説明

ナビゲーション装置及び経路案内方法

【課題】ユーザに不安感を与えないように目的地までの経路を案内する「ナビゲーション装置及び経路案内方法」を提供する。
【解決手段】今回設定された誘導経路(b1)の過去の誘導経路(a1)で経由した二地点間の区間N7-S1うちの、過去の誘導経路(a1)と重ならない部分503を第2の表示色で描画し、他部分501、502を第1の表示色で描画する。また、過去の誘導経路(a1)のうちの、今回設定された誘導経路(b1)の第2の表示色で描画した部分で代替された部分503を参考ルート図形3031として第3の表示色で描画する(b3)。

【発明の詳細な説明】
【技術分野】
【0001】
本発明は、自動車に搭載されるナビゲーション装置において、目的地までの経路を案内する技術に関するものである。
【背景技術】
【0002】
自動車に搭載されるナビゲーション装置において、目的地までの経路を案内する技術としては、出発地から目的地に至る最小コストの経路を誘導経路として探索し、地図上に現在位置と誘導経路を表した画像を表示する技術が知られている(たとえば、特許文献1)。

********

## 依頼内容 a
上記の提示文について、次の問いに答えてください。
(i) 本発明は、何に搭載されるナビゲーション装置に関するものですか。
(ii) 【課題】によれば、ユーザに何を与えないように経路を案内するのですか。
(iii) 過去の誘導経路(a1)と重ならない部分503は、何色で描画されますか。

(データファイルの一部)
********

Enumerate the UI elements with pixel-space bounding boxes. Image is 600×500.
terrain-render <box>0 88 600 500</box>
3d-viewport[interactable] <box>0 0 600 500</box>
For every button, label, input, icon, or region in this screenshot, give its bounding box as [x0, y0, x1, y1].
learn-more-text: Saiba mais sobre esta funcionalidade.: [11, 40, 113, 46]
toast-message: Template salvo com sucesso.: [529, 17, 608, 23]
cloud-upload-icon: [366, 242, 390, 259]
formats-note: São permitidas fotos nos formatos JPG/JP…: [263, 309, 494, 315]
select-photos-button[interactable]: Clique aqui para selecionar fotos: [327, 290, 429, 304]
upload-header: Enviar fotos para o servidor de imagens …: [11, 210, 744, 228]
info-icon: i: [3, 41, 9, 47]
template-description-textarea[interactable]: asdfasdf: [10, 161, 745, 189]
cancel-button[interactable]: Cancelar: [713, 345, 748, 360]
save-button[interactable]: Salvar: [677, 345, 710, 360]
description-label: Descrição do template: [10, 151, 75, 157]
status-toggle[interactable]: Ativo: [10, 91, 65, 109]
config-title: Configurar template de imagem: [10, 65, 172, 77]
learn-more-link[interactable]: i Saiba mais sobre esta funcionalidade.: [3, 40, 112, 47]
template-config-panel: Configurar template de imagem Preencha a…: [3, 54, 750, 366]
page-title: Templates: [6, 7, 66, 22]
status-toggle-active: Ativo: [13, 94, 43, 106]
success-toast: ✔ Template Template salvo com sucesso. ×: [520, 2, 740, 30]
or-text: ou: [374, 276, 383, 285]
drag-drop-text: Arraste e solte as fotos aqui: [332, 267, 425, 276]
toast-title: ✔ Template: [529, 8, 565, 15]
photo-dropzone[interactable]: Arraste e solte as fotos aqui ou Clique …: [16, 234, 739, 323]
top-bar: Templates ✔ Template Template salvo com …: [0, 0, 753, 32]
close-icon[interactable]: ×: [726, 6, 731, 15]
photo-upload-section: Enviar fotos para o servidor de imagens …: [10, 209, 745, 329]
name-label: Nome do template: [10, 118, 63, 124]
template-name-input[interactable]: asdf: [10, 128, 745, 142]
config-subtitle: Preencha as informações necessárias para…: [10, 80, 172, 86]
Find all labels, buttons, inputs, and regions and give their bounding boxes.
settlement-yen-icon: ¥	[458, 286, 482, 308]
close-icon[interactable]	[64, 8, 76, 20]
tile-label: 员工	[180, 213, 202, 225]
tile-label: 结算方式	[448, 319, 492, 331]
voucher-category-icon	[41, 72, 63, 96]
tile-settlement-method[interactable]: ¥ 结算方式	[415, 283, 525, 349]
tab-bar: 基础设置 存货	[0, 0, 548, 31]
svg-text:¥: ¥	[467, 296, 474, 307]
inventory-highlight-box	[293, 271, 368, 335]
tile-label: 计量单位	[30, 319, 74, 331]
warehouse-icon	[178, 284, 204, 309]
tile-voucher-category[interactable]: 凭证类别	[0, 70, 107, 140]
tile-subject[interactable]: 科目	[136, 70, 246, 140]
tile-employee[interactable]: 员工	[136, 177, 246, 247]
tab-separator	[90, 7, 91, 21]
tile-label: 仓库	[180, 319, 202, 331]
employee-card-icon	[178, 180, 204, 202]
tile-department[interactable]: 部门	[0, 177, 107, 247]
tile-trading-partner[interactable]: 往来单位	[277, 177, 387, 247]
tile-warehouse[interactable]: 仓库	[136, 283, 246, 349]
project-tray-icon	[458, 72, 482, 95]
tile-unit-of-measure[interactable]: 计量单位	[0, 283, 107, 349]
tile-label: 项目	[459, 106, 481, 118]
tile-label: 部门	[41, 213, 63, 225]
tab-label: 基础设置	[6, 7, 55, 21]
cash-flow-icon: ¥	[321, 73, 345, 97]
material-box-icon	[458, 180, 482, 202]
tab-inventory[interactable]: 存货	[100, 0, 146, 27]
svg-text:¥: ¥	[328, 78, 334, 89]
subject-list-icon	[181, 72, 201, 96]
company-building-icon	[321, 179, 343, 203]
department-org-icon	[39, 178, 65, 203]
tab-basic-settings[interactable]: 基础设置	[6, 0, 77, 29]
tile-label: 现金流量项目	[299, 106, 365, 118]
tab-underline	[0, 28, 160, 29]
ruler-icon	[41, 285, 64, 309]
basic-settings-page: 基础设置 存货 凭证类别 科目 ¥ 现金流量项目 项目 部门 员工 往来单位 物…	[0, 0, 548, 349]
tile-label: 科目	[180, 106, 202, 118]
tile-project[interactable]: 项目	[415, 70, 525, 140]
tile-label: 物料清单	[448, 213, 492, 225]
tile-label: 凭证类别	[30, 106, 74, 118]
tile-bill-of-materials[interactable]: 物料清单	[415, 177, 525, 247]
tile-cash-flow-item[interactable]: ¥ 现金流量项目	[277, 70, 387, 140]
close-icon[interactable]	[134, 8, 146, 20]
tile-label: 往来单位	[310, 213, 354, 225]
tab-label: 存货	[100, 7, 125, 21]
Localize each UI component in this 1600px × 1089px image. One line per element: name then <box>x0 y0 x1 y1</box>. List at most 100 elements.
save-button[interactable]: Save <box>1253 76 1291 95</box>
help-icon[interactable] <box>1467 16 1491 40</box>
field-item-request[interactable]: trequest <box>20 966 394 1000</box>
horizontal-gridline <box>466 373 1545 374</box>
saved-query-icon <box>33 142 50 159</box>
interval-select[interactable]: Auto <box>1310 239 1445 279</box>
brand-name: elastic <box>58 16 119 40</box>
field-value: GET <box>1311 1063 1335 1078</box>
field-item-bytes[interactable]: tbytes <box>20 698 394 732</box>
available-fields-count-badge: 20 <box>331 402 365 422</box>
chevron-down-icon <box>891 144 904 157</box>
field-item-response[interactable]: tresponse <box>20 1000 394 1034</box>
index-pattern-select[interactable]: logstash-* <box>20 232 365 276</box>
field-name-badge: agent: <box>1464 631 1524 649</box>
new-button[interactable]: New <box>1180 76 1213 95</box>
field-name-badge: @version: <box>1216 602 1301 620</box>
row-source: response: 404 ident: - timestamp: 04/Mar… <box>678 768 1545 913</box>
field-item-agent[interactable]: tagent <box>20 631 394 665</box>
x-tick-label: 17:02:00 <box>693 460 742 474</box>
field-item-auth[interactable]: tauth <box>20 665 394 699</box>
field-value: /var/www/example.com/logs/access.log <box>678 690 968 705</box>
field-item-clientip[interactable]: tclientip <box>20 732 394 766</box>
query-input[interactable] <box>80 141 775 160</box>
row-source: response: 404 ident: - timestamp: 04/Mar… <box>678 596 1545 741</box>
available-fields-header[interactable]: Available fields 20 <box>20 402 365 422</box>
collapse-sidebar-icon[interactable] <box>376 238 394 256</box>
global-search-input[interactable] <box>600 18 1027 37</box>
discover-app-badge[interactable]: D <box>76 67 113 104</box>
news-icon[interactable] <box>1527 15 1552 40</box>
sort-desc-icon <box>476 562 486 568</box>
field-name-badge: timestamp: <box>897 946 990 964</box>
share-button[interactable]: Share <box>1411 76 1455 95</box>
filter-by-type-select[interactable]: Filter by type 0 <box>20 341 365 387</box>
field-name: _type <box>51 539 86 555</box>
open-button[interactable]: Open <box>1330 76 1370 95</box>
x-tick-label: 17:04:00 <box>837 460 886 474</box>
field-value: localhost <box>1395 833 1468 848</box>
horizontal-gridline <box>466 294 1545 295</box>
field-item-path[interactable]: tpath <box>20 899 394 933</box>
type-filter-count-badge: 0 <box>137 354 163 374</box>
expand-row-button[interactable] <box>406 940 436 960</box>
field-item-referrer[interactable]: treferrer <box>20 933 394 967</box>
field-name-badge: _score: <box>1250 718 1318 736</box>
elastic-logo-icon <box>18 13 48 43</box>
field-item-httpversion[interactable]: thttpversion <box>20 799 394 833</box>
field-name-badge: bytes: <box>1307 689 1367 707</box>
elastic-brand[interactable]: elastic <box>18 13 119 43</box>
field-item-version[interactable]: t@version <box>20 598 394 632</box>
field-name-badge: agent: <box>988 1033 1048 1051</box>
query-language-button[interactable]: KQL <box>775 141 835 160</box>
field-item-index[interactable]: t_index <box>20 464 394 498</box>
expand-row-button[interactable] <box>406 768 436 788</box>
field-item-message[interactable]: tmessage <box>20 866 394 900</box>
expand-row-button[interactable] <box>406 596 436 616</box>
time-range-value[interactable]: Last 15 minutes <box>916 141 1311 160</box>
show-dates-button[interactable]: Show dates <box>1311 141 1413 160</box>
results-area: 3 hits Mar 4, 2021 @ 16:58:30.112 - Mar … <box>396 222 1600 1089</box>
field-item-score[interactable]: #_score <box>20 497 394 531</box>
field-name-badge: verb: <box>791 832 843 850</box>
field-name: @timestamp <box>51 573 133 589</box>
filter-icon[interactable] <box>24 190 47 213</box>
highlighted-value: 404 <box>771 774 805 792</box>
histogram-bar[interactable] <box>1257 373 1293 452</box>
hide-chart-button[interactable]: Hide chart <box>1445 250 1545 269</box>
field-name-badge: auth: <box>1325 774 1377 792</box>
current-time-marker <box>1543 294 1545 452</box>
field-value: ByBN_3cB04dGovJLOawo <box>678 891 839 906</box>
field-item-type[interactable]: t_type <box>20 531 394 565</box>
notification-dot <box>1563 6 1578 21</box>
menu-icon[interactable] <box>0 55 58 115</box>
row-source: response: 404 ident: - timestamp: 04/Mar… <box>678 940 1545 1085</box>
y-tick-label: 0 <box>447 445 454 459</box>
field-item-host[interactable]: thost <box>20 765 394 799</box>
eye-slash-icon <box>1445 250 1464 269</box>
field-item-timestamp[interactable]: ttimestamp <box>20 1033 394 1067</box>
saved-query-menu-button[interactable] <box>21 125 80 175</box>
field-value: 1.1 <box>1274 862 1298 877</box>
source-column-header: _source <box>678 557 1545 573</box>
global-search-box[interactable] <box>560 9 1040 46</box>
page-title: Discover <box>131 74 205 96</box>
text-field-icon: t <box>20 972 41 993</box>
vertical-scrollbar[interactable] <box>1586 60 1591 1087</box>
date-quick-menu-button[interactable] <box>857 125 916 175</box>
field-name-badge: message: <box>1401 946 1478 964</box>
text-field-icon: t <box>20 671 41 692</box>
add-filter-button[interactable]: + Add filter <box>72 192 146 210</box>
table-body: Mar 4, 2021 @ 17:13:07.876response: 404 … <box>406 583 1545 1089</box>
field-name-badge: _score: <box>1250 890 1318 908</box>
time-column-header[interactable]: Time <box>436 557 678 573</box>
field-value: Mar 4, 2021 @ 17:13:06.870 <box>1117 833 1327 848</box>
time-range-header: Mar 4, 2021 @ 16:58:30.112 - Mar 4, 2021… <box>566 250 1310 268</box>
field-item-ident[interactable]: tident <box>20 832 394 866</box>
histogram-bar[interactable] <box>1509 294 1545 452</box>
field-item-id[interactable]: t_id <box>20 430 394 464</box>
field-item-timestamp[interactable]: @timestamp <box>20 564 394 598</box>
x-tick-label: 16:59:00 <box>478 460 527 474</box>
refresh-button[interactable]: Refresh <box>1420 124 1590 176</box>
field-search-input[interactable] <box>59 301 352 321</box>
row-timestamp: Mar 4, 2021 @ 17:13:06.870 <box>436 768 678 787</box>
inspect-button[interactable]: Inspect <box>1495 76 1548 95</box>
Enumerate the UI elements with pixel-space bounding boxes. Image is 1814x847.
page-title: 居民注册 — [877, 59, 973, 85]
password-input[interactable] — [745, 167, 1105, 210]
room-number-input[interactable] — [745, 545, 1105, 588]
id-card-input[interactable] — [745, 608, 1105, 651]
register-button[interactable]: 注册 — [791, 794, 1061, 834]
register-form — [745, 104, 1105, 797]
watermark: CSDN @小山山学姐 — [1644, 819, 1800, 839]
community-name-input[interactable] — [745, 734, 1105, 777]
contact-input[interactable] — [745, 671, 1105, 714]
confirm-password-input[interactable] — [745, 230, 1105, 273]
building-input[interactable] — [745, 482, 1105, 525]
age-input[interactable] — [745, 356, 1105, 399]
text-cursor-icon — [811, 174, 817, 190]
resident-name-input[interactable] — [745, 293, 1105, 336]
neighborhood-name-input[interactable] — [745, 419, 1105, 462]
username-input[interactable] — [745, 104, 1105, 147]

********

## 依頼内容 b
上記の行について、先頭の行から「toast-message: Template salvo」を含む行までを、両端を含めてそのまま抜き出してください。

## 回答 a
(i) 自動車
(ii) 不安感
(iii) 第2の表示色

## 回答 b
Enumerate the UI elements with pixel-space bounding boxes. Image is 600×500.
terrain-render <box>0 88 600 500</box>
3d-viewport[interactable] <box>0 0 600 500</box>
For every button, label, input, icon, or region in this screenshot, give its bounding box as [x0, y0, x1, y1].
learn-more-text: Saiba mais sobre esta funcionalidade.: [11, 40, 113, 46]
toast-message: Template salvo com sucesso.: [529, 17, 608, 23]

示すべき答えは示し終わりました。